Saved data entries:
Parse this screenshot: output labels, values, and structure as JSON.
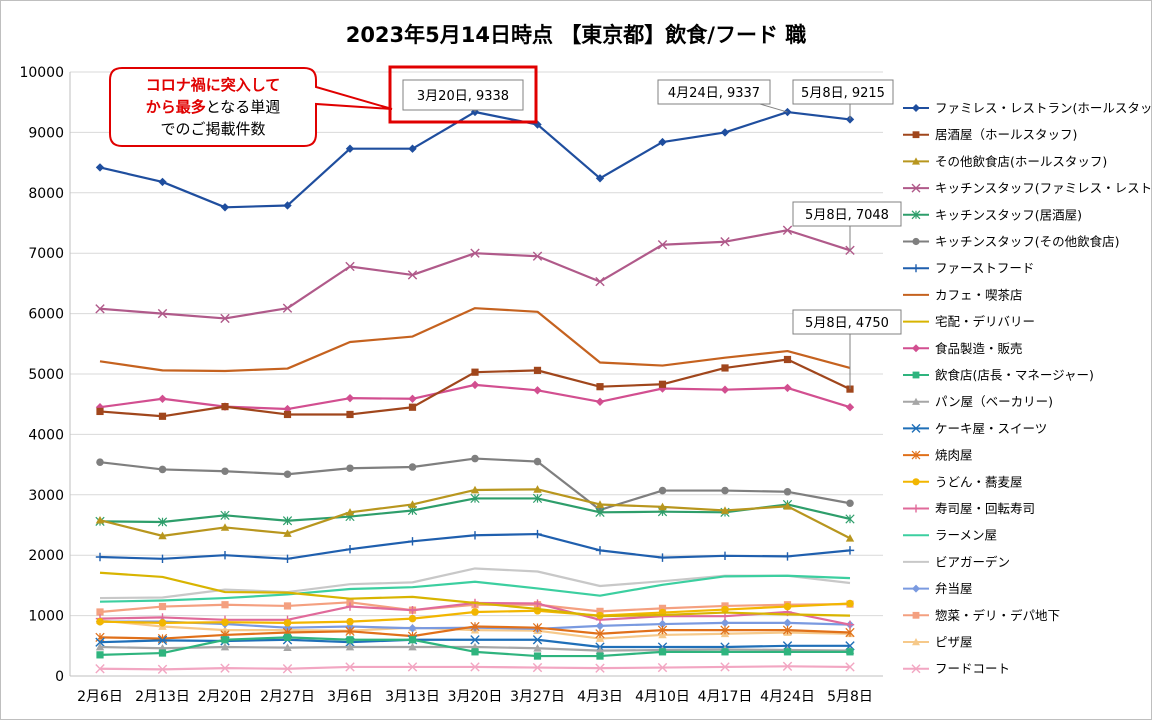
{
  "chart_data": {
    "type": "line",
    "title": "2023年5月14日時点 【東京都】飲食/フード 職",
    "xlabel": "",
    "ylabel": "",
    "categories": [
      "2月6日",
      "2月13日",
      "2月20日",
      "2月27日",
      "3月6日",
      "3月13日",
      "3月20日",
      "3月27日",
      "4月3日",
      "4月10日",
      "4月17日",
      "4月24日",
      "5月8日"
    ],
    "ylim": [
      0,
      10000
    ],
    "yticks": [
      "0",
      "1000",
      "2000",
      "3000",
      "4000",
      "5000",
      "6000",
      "7000",
      "8000",
      "9000",
      "10000"
    ],
    "grid": "horizontal",
    "legend_position": "right",
    "series": [
      {
        "name": "ファミレス・レストラン(ホールスタッフ)",
        "color": "#1f4e9e",
        "marker": "diamond",
        "values": [
          8420,
          8180,
          7760,
          7790,
          8730,
          8730,
          9338,
          9130,
          8240,
          8840,
          9000,
          9337,
          9215
        ]
      },
      {
        "name": "居酒屋（ホールスタッフ)",
        "color": "#a0461c",
        "marker": "square",
        "values": [
          4380,
          4300,
          4460,
          4330,
          4330,
          4450,
          5030,
          5060,
          4790,
          4830,
          5100,
          5240,
          4750
        ]
      },
      {
        "name": "その他飲食店(ホールスタッフ)",
        "color": "#b8961e",
        "marker": "triangle",
        "values": [
          2580,
          2320,
          2460,
          2360,
          2710,
          2840,
          3080,
          3090,
          2840,
          2800,
          2740,
          2810,
          2280
        ]
      },
      {
        "name": "キッチンスタッフ(ファミレス・レストラン)",
        "color": "#b05a8a",
        "marker": "x",
        "values": [
          6080,
          6000,
          5920,
          6090,
          6780,
          6640,
          7000,
          6950,
          6530,
          7140,
          7190,
          7380,
          7048
        ]
      },
      {
        "name": "キッチンスタッフ(居酒屋)",
        "color": "#2e9e6b",
        "marker": "star",
        "values": [
          2560,
          2550,
          2660,
          2570,
          2640,
          2740,
          2940,
          2940,
          2710,
          2720,
          2710,
          2840,
          2600
        ]
      },
      {
        "name": "キッチンスタッフ(その他飲食店)",
        "color": "#7f7f7f",
        "marker": "circle",
        "values": [
          3540,
          3420,
          3390,
          3340,
          3440,
          3460,
          3600,
          3550,
          2750,
          3070,
          3070,
          3050,
          2860
        ]
      },
      {
        "name": "ファーストフード",
        "color": "#1f5fae",
        "marker": "plus",
        "values": [
          1970,
          1940,
          2000,
          1940,
          2100,
          2230,
          2330,
          2350,
          2080,
          1960,
          1990,
          1980,
          2080
        ]
      },
      {
        "name": "カフェ・喫茶店",
        "color": "#c5621f",
        "marker": "none",
        "values": [
          5210,
          5060,
          5050,
          5090,
          5530,
          5620,
          6090,
          6030,
          5190,
          5140,
          5270,
          5380,
          5100
        ]
      },
      {
        "name": "宅配・デリバリー",
        "color": "#d8b400",
        "marker": "none",
        "values": [
          1710,
          1640,
          1390,
          1380,
          1280,
          1310,
          1210,
          1110,
          990,
          1010,
          1050,
          1020,
          1000
        ]
      },
      {
        "name": "食品製造・販売",
        "color": "#d24f90",
        "marker": "diamond",
        "values": [
          4450,
          4590,
          4460,
          4420,
          4600,
          4590,
          4820,
          4730,
          4540,
          4760,
          4740,
          4770,
          4450
        ]
      },
      {
        "name": "飲食店(店長・マネージャー)",
        "color": "#2fb47e",
        "marker": "square",
        "values": [
          350,
          380,
          600,
          640,
          600,
          600,
          400,
          330,
          330,
          400,
          400,
          400,
          400
        ]
      },
      {
        "name": "パン屋（ベーカリー)",
        "color": "#a6a6a6",
        "marker": "triangle",
        "values": [
          480,
          460,
          480,
          470,
          480,
          480,
          480,
          460,
          420,
          430,
          440,
          430,
          420
        ]
      },
      {
        "name": "ケーキ屋・スイーツ",
        "color": "#1f6fb8",
        "marker": "x",
        "values": [
          560,
          590,
          580,
          600,
          560,
          600,
          600,
          600,
          480,
          480,
          480,
          500,
          500
        ]
      },
      {
        "name": "焼肉屋",
        "color": "#e0701a",
        "marker": "star",
        "values": [
          640,
          620,
          680,
          720,
          740,
          660,
          820,
          800,
          700,
          760,
          760,
          760,
          720
        ]
      },
      {
        "name": "うどん・蕎麦屋",
        "color": "#f2b600",
        "marker": "circle",
        "values": [
          900,
          880,
          890,
          880,
          900,
          950,
          1060,
          1080,
          1000,
          1050,
          1100,
          1150,
          1200
        ]
      },
      {
        "name": "寿司屋・回転寿司",
        "color": "#e06a9a",
        "marker": "plus",
        "values": [
          950,
          970,
          930,
          930,
          1150,
          1090,
          1210,
          1200,
          930,
          990,
          990,
          1060,
          850
        ]
      },
      {
        "name": "ラーメン屋",
        "color": "#3ccfa0",
        "marker": "none",
        "values": [
          1230,
          1250,
          1290,
          1350,
          1440,
          1470,
          1560,
          1450,
          1330,
          1510,
          1650,
          1660,
          1620
        ]
      },
      {
        "name": "ビアガーデン",
        "color": "#c8c8c8",
        "marker": "none",
        "values": [
          1290,
          1300,
          1430,
          1390,
          1520,
          1550,
          1780,
          1730,
          1490,
          1570,
          1660,
          1660,
          1540
        ]
      },
      {
        "name": "弁当屋",
        "color": "#7a9ae0",
        "marker": "diamond",
        "values": [
          900,
          900,
          860,
          800,
          820,
          790,
          800,
          780,
          830,
          860,
          880,
          880,
          850
        ]
      },
      {
        "name": "惣菜・デリ・デパ地下",
        "color": "#f4a080",
        "marker": "square",
        "values": [
          1060,
          1150,
          1180,
          1160,
          1220,
          1090,
          1180,
          1180,
          1070,
          1120,
          1160,
          1180,
          1190
        ]
      },
      {
        "name": "ピザ屋",
        "color": "#f6c98a",
        "marker": "triangle",
        "values": [
          920,
          820,
          760,
          760,
          750,
          800,
          760,
          750,
          620,
          680,
          700,
          720,
          700
        ]
      },
      {
        "name": "フードコート",
        "color": "#f2a6c2",
        "marker": "x",
        "values": [
          120,
          110,
          130,
          120,
          150,
          150,
          150,
          140,
          130,
          140,
          150,
          160,
          150
        ]
      }
    ],
    "callouts": [
      {
        "text": "3月20日, 9338",
        "series": 0,
        "index": 6,
        "highlight": true
      },
      {
        "text": "4月24日, 9337",
        "series": 0,
        "index": 11,
        "highlight": false
      },
      {
        "text": "5月8日, 9215",
        "series": 0,
        "index": 12,
        "highlight": false
      },
      {
        "text": "5月8日, 7048",
        "series": 3,
        "index": 12,
        "highlight": false
      },
      {
        "text": "5月8日, 4750",
        "series": 1,
        "index": 12,
        "highlight": false
      }
    ],
    "annotation": {
      "line1": "コロナ禍に突入して",
      "line2_red": "から最多",
      "line2_black": "となる単週",
      "line3": "でのご掲載件数"
    }
  }
}
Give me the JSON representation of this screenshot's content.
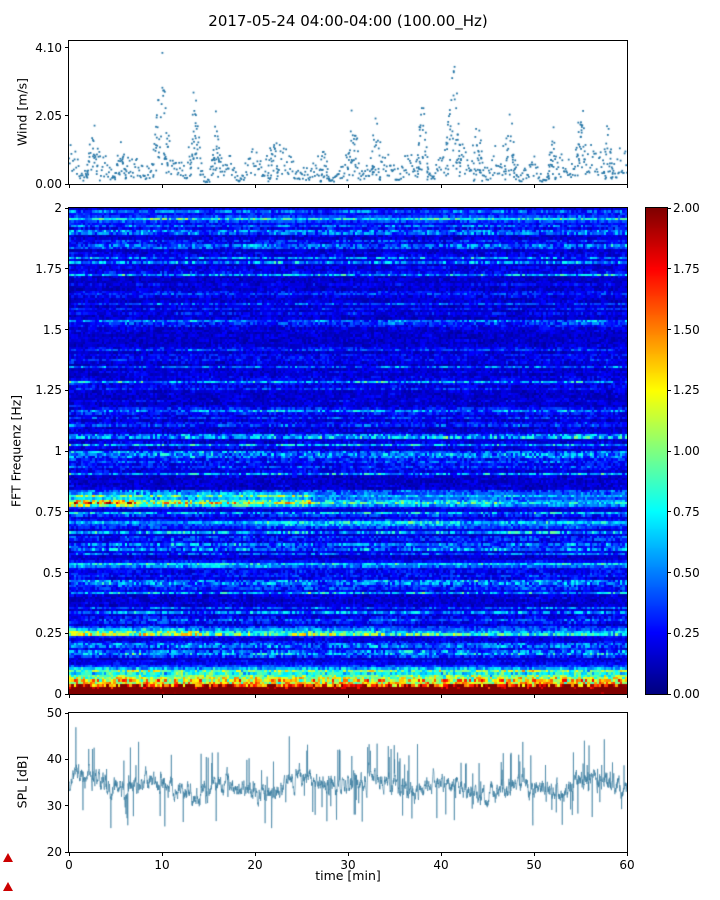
{
  "title": "2017-05-24 04:00-04:00 (100.00_Hz)",
  "chart_data": [
    {
      "type": "scatter",
      "name": "wind-speed",
      "ylabel": "Wind [m/s]",
      "ylim": [
        0,
        4.3
      ],
      "xlim": [
        0,
        60
      ],
      "yticks": [
        {
          "value": 4.1,
          "label": "4.10"
        },
        {
          "value": 2.05,
          "label": "2.05"
        },
        {
          "value": 0.0,
          "label": "0.00"
        }
      ],
      "xtick_values": [
        0,
        10,
        20,
        30,
        40,
        50,
        60
      ],
      "marker_color": "#2878a8",
      "n_points": 700,
      "seed": 42,
      "baseline": 0.6,
      "peaks": [
        {
          "x": 2.6,
          "height": 1.5,
          "width": 0.6
        },
        {
          "x": 5.5,
          "height": 1.1,
          "width": 0.5
        },
        {
          "x": 9.9,
          "height": 3.3,
          "width": 0.7
        },
        {
          "x": 13.6,
          "height": 2.6,
          "width": 0.5
        },
        {
          "x": 15.8,
          "height": 1.9,
          "width": 0.4
        },
        {
          "x": 22.0,
          "height": 1.2,
          "width": 0.5
        },
        {
          "x": 27.5,
          "height": 1.0,
          "width": 0.4
        },
        {
          "x": 30.5,
          "height": 1.5,
          "width": 0.5
        },
        {
          "x": 33.0,
          "height": 1.2,
          "width": 0.4
        },
        {
          "x": 38.0,
          "height": 2.3,
          "width": 0.5
        },
        {
          "x": 41.3,
          "height": 3.6,
          "width": 0.7
        },
        {
          "x": 44.0,
          "height": 1.6,
          "width": 0.4
        },
        {
          "x": 47.5,
          "height": 1.7,
          "width": 0.5
        },
        {
          "x": 52.0,
          "height": 1.3,
          "width": 0.4
        },
        {
          "x": 55.0,
          "height": 2.0,
          "width": 0.5
        },
        {
          "x": 58.0,
          "height": 1.5,
          "width": 0.4
        }
      ]
    },
    {
      "type": "heatmap",
      "name": "fft-spectrogram",
      "ylabel": "FFT Frequenz [Hz]",
      "ylim": [
        0,
        2
      ],
      "xlim": [
        0,
        60
      ],
      "yticks": [
        {
          "value": 2.0,
          "label": "2"
        },
        {
          "value": 1.75,
          "label": "1.75"
        },
        {
          "value": 1.5,
          "label": "1.5"
        },
        {
          "value": 1.25,
          "label": "1.25"
        },
        {
          "value": 1.0,
          "label": "1"
        },
        {
          "value": 0.75,
          "label": "0.75"
        },
        {
          "value": 0.5,
          "label": "0.5"
        },
        {
          "value": 0.25,
          "label": "0.25"
        },
        {
          "value": 0.0,
          "label": "0"
        }
      ],
      "xtick_values": [
        0,
        10,
        20,
        30,
        40,
        50,
        60
      ],
      "colormap": "jet",
      "grid": {
        "nx": 240,
        "ny": 200
      },
      "seed": 7,
      "colorbar": {
        "vmin": 0,
        "vmax": 2,
        "ticks": [
          {
            "value": 2.0,
            "label": "2.00"
          },
          {
            "value": 1.75,
            "label": "1.75"
          },
          {
            "value": 1.5,
            "label": "1.50"
          },
          {
            "value": 1.25,
            "label": "1.25"
          },
          {
            "value": 1.0,
            "label": "1.00"
          },
          {
            "value": 0.75,
            "label": "0.75"
          },
          {
            "value": 0.5,
            "label": "0.50"
          },
          {
            "value": 0.25,
            "label": "0.25"
          },
          {
            "value": 0.0,
            "label": "0.00"
          }
        ]
      },
      "bands": [
        {
          "y": 0.008,
          "sigma": 0.02,
          "patches": [
            [
              0,
              60,
              4.0
            ]
          ]
        },
        {
          "y": 0.05,
          "sigma": 0.02,
          "patches": [
            [
              0,
              60,
              1.2
            ]
          ]
        },
        {
          "y": 0.09,
          "sigma": 0.022,
          "patches": [
            [
              0,
              60,
              0.55
            ]
          ]
        },
        {
          "y": 0.25,
          "sigma": 0.013,
          "patches": [
            [
              0,
              14,
              0.95
            ],
            [
              14,
              34,
              0.7
            ],
            [
              34,
              60,
              0.5
            ]
          ]
        },
        {
          "y": 0.53,
          "sigma": 0.012,
          "patches": [
            [
              0,
              22,
              0.42
            ],
            [
              22,
              60,
              0.3
            ]
          ]
        },
        {
          "y": 0.7,
          "sigma": 0.013,
          "patches": [
            [
              0,
              20,
              0.32
            ],
            [
              20,
              42,
              0.6
            ],
            [
              42,
              60,
              0.45
            ]
          ]
        },
        {
          "y": 0.785,
          "sigma": 0.015,
          "patches": [
            [
              0,
              7,
              1.55
            ],
            [
              7,
              26,
              1.15
            ],
            [
              26,
              46,
              0.75
            ],
            [
              46,
              60,
              0.6
            ]
          ]
        },
        {
          "y": 0.815,
          "sigma": 0.011,
          "patches": [
            [
              0,
              26,
              0.8
            ],
            [
              26,
              60,
              0.45
            ]
          ]
        },
        {
          "y": 1.96,
          "sigma": 0.02,
          "patches": [
            [
              0,
              60,
              0.32
            ]
          ]
        }
      ]
    },
    {
      "type": "line",
      "name": "sound-pressure-level",
      "ylabel": "SPL [dB]",
      "xlabel": "time [min]",
      "ylim": [
        20,
        50
      ],
      "xlim": [
        0,
        60
      ],
      "yticks": [
        {
          "value": 50,
          "label": "50"
        },
        {
          "value": 40,
          "label": "40"
        },
        {
          "value": 30,
          "label": "30"
        },
        {
          "value": 20,
          "label": "20"
        }
      ],
      "xticks": [
        {
          "value": 0,
          "label": "0"
        },
        {
          "value": 10,
          "label": "10"
        },
        {
          "value": 20,
          "label": "20"
        },
        {
          "value": 30,
          "label": "30"
        },
        {
          "value": 40,
          "label": "40"
        },
        {
          "value": 50,
          "label": "50"
        },
        {
          "value": 60,
          "label": "60"
        }
      ],
      "line_color": "#3a7ca0",
      "mean": 34.3,
      "n_points": 3000,
      "seed": 99
    }
  ]
}
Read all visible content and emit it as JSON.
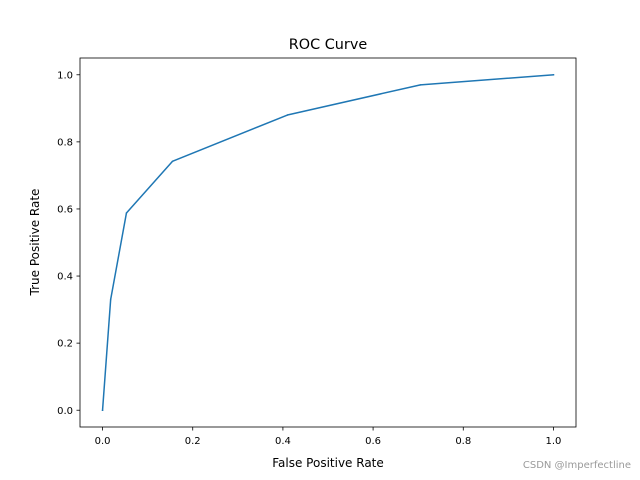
{
  "chart_data": {
    "type": "line",
    "title": "ROC Curve",
    "xlabel": "False Positive Rate",
    "ylabel": "True Positive Rate",
    "xlim": [
      -0.05,
      1.05
    ],
    "ylim": [
      -0.05,
      1.05
    ],
    "xticks": [
      0.0,
      0.2,
      0.4,
      0.6,
      0.8,
      1.0
    ],
    "yticks": [
      0.0,
      0.2,
      0.4,
      0.6,
      0.8,
      1.0
    ],
    "xtick_labels": [
      "0.0",
      "0.2",
      "0.4",
      "0.6",
      "0.8",
      "1.0"
    ],
    "ytick_labels": [
      "0.0",
      "0.2",
      "0.4",
      "0.6",
      "0.8",
      "1.0"
    ],
    "grid": false,
    "series": [
      {
        "name": "ROC",
        "color": "#1f77b4",
        "x": [
          0.0,
          0.018,
          0.053,
          0.155,
          0.41,
          0.705,
          1.0
        ],
        "y": [
          0.0,
          0.33,
          0.588,
          0.742,
          0.88,
          0.97,
          1.0
        ]
      }
    ]
  },
  "watermark": "CSDN @Imperfectline"
}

SHORT TASK: Search the listing above for the string "その他飲食店". Copy every line that contains it.

SOLUTION BELOW:
        "name": "その他飲食店(ホールスタッフ)",
        "name": "キッチンスタッフ(その他飲食店)",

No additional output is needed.